▼▼▼

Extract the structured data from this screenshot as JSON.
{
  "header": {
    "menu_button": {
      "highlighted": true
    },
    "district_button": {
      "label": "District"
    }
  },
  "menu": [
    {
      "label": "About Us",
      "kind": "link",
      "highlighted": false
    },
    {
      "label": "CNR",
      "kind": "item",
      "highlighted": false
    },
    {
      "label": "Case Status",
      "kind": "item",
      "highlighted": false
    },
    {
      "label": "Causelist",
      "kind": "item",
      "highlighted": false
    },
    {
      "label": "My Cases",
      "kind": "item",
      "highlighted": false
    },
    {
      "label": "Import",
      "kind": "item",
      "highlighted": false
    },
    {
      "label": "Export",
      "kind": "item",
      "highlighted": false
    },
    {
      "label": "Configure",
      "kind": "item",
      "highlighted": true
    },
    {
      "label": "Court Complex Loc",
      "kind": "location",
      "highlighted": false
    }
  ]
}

▲▲▲

### WRITTEN EXERCISE
Please set down each line of the records exactly as given.

### REPLY
Extract the structured data from this screenshot as JSON.
{
  "header": {
    "menu_button": {
      "highlighted": true
    },
    "district_button": {
      "label": "District"
    }
  },
  "menu": [
    {
      "label": "About Us",
      "kind": "link",
      "highlighted": false
    },
    {
      "label": "CNR",
      "kind": "item",
      "highlighted": false
    },
    {
      "label": "Case Status",
      "kind": "item",
      "highlighted": false
    },
    {
      "label": "Causelist",
      "kind": "item",
      "highlighted": false
    },
    {
      "label": "My Cases",
      "kind": "item",
      "highlighted": false
    },
    {
      "label": "Import",
      "kind": "item",
      "highlighted": false
    },
    {
      "label": "Export",
      "kind": "item",
      "highlighted": false
    },
    {
      "label": "Configure",
      "kind": "item",
      "highlighted": true
    },
    {
      "label": "Court Complex Loc",
      "kind": "location",
      "highlighted": false
    }
  ]
}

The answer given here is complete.